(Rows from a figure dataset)
-=-=-=-=-

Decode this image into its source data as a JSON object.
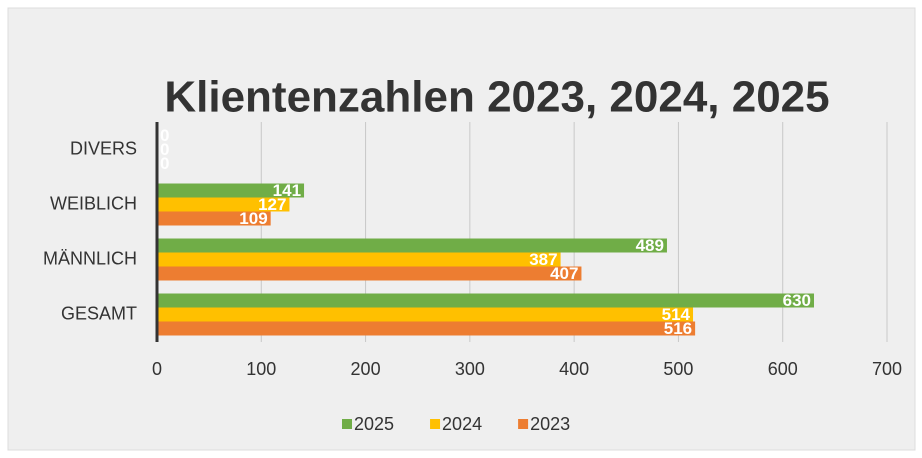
{
  "chart_data": {
    "type": "hbar",
    "title": "Klientenzahlen 2023, 2024, 2025",
    "categories": [
      "DIVERS",
      "WEIBLICH",
      "MÄNNLICH",
      "GESAMT"
    ],
    "series": [
      {
        "name": "2025",
        "color": "#70ad47",
        "values": [
          0,
          141,
          489,
          630
        ]
      },
      {
        "name": "2024",
        "color": "#ffc000",
        "values": [
          0,
          127,
          387,
          514
        ]
      },
      {
        "name": "2023",
        "color": "#ed7d31",
        "values": [
          0,
          109,
          407,
          516
        ]
      }
    ],
    "xlim": [
      0,
      700
    ],
    "xticks": [
      0,
      100,
      200,
      300,
      400,
      500,
      600,
      700
    ],
    "grid": true,
    "legend": "bottom"
  }
}
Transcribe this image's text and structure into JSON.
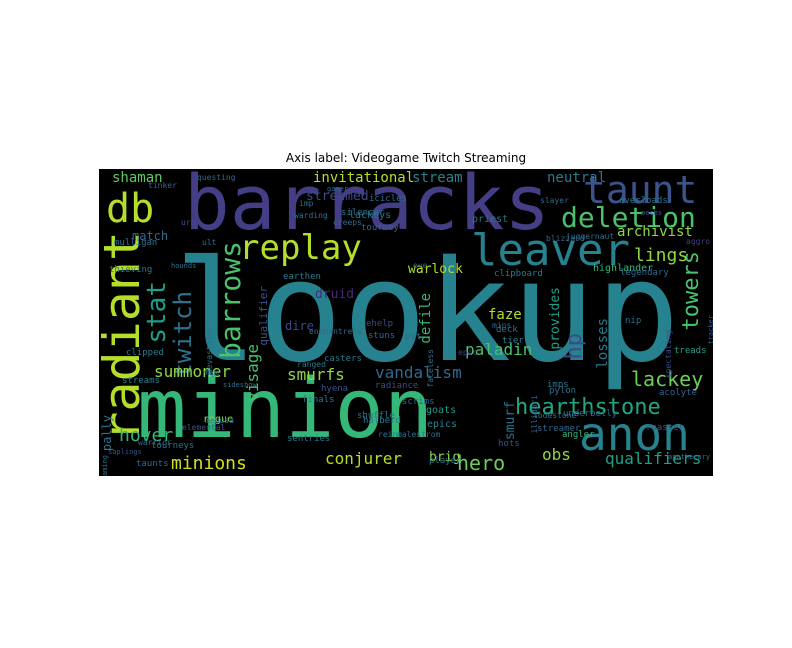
{
  "title": "Axis label: Videogame Twitch Streaming",
  "words": [
    {
      "text": "lookup",
      "color": "#26828e"
    },
    {
      "text": "minion",
      "color": "#35b779"
    },
    {
      "text": "barracks",
      "color": "#433e85"
    },
    {
      "text": "anon",
      "color": "#26828e"
    },
    {
      "text": "leaver",
      "color": "#26828e"
    },
    {
      "text": "radiant",
      "color": "#b5de2b"
    },
    {
      "text": "db",
      "color": "#b5de2b"
    },
    {
      "text": "taunt",
      "color": "#3b528b"
    },
    {
      "text": "deletion",
      "color": "#4ac16d"
    },
    {
      "text": "replay",
      "color": "#b5de2b"
    },
    {
      "text": "hearthstone",
      "color": "#21a685"
    },
    {
      "text": "barrows",
      "color": "#4ac16d"
    },
    {
      "text": "stat",
      "color": "#1f9e89"
    },
    {
      "text": "twitch",
      "color": "#2c728e"
    },
    {
      "text": "towers",
      "color": "#4ac16d"
    },
    {
      "text": "lackey",
      "color": "#6ccd5a"
    },
    {
      "text": "minions",
      "color": "#d0e11c"
    },
    {
      "text": "hero",
      "color": "#6ccd5a"
    },
    {
      "text": "vandalism",
      "color": "#31688e"
    },
    {
      "text": "smurfs",
      "color": "#90d743"
    },
    {
      "text": "summoner",
      "color": "#90d743"
    },
    {
      "text": "hover",
      "color": "#35b779"
    },
    {
      "text": "lings",
      "color": "#90d743"
    },
    {
      "text": "qualifiers",
      "color": "#1fa187"
    },
    {
      "text": "conjurer",
      "color": "#b5de2b"
    },
    {
      "text": "obs",
      "color": "#90d743"
    },
    {
      "text": "hp",
      "color": "#3e4989"
    },
    {
      "text": "visage",
      "color": "#4ac16d"
    },
    {
      "text": "paladin",
      "color": "#4ac16d"
    },
    {
      "text": "shaman",
      "color": "#5ec962"
    },
    {
      "text": "invitational",
      "color": "#b5de2b"
    },
    {
      "text": "stream",
      "color": "#26828e"
    },
    {
      "text": "neutral",
      "color": "#2a788e"
    },
    {
      "text": "streamed",
      "color": "#3e4989"
    },
    {
      "text": "archivist",
      "color": "#90d743"
    },
    {
      "text": "warlock",
      "color": "#b5de2b"
    },
    {
      "text": "druid",
      "color": "#482878"
    },
    {
      "text": "defile",
      "color": "#35b779"
    },
    {
      "text": "losses",
      "color": "#2a788e"
    },
    {
      "text": "provides",
      "color": "#1f9e89"
    },
    {
      "text": "smurf",
      "color": "#2c728e"
    },
    {
      "text": "faze",
      "color": "#b5de2b"
    },
    {
      "text": "brig",
      "color": "#90d743"
    },
    {
      "text": "match",
      "color": "#31688e"
    },
    {
      "text": "dire",
      "color": "#3e4989"
    },
    {
      "text": "pally",
      "color": "#2c728e"
    },
    {
      "text": "rogue",
      "color": "#90d743"
    },
    {
      "text": "qualifier",
      "color": "#3b528b"
    },
    {
      "text": "goats",
      "color": "#1f9e89"
    },
    {
      "text": "epics",
      "color": "#26828e"
    },
    {
      "text": "player",
      "color": "#2a788e"
    },
    {
      "text": "lackeys",
      "color": "#2a788e"
    },
    {
      "text": "priest",
      "color": "#2a788e"
    },
    {
      "text": "silencer",
      "color": "#2c728e"
    },
    {
      "text": "icicles",
      "color": "#31688e"
    },
    {
      "text": "tourney",
      "color": "#31688e"
    },
    {
      "text": "highlander",
      "color": "#35b779"
    },
    {
      "text": "deck",
      "color": "#2c728e"
    },
    {
      "text": "pvt",
      "color": "#31688e"
    },
    {
      "text": "tier",
      "color": "#26828e"
    },
    {
      "text": "clipboard",
      "color": "#2a788e"
    },
    {
      "text": "legendary",
      "color": "#31688e"
    },
    {
      "text": "nip",
      "color": "#2c728e"
    },
    {
      "text": "treads",
      "color": "#1f9e89"
    },
    {
      "text": "acolyte",
      "color": "#31688e"
    },
    {
      "text": "roaster",
      "color": "#3b528b"
    },
    {
      "text": "angler",
      "color": "#35b779"
    },
    {
      "text": "streamer",
      "color": "#31688e"
    },
    {
      "text": "pylon",
      "color": "#2c728e"
    },
    {
      "text": "imps",
      "color": "#2a788e"
    },
    {
      "text": "hots",
      "color": "#3b528b"
    },
    {
      "text": "underbelly",
      "color": "#31688e"
    },
    {
      "text": "radiance",
      "color": "#3e4989"
    },
    {
      "text": "hyena",
      "color": "#3b528b"
    },
    {
      "text": "casters",
      "color": "#2a788e"
    },
    {
      "text": "stuns",
      "color": "#31688e"
    },
    {
      "text": "ehelp",
      "color": "#3e4989"
    },
    {
      "text": "shuffle",
      "color": "#2c728e"
    },
    {
      "text": "scrims",
      "color": "#31688e"
    },
    {
      "text": "finals",
      "color": "#2a788e"
    },
    {
      "text": "halberd",
      "color": "#2a788e"
    },
    {
      "text": "sentries",
      "color": "#2a788e"
    },
    {
      "text": "taunts",
      "color": "#31688e"
    },
    {
      "text": "tourneys",
      "color": "#2c728e"
    },
    {
      "text": "streams",
      "color": "#26828e"
    },
    {
      "text": "clipped",
      "color": "#2a788e"
    },
    {
      "text": "warrior",
      "color": "#31688e"
    },
    {
      "text": "mulligan",
      "color": "#2c728e"
    },
    {
      "text": "thieving",
      "color": "#2c728e"
    },
    {
      "text": "earthen",
      "color": "#2a788e"
    },
    {
      "text": "devastator",
      "color": "#2c728e"
    },
    {
      "text": "tinker",
      "color": "#31688e"
    },
    {
      "text": "ult",
      "color": "#2c728e"
    },
    {
      "text": "urn",
      "color": "#3b528b"
    },
    {
      "text": "warding",
      "color": "#2c728e"
    },
    {
      "text": "questing",
      "color": "#31688e"
    },
    {
      "text": "ranged",
      "color": "#2a788e"
    },
    {
      "text": "medusa",
      "color": "#2c728e"
    },
    {
      "text": "elemental",
      "color": "#3b528b"
    },
    {
      "text": "epic",
      "color": "#433e85"
    },
    {
      "text": "mins",
      "color": "#31688e"
    },
    {
      "text": "faceless",
      "color": "#2c728e"
    },
    {
      "text": "lodestone",
      "color": "#2a788e"
    },
    {
      "text": "aggro",
      "color": "#433e85"
    },
    {
      "text": "juggernaut",
      "color": "#2c728e"
    },
    {
      "text": "slayer",
      "color": "#31688e"
    },
    {
      "text": "creeps",
      "color": "#31688e"
    },
    {
      "text": "imp",
      "color": "#2c728e"
    },
    {
      "text": "enchantress",
      "color": "#31688e"
    },
    {
      "text": "blizzard",
      "color": "#31688e"
    },
    {
      "text": "overloads",
      "color": "#2a788e"
    },
    {
      "text": "eve",
      "color": "#31688e"
    },
    {
      "text": "hounds",
      "color": "#2c728e"
    },
    {
      "text": "spectating",
      "color": "#3b528b"
    },
    {
      "text": "illidari",
      "color": "#31688e"
    },
    {
      "text": "reinc",
      "color": "#2c728e"
    },
    {
      "text": "malestrom",
      "color": "#2c728e"
    },
    {
      "text": "saplings",
      "color": "#3b528b"
    },
    {
      "text": "apothecary",
      "color": "#2c728e"
    },
    {
      "text": "tracker",
      "color": "#3b528b"
    },
    {
      "text": "gamer",
      "color": "#31688e"
    },
    {
      "text": "mage",
      "color": "#2c728e"
    },
    {
      "text": "mechs",
      "color": "#3b528b"
    },
    {
      "text": "sideshow",
      "color": "#2c728e"
    },
    {
      "text": "streaming",
      "color": "#2c728e"
    }
  ]
}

-=-=-=-=-

### [GOAL]
In the entries above, find every line with the word "this" and list it.

### [FINAL RESULT]
Decode this image into its source data as a JSON object.
Transcribe this image's text and structure into JSON.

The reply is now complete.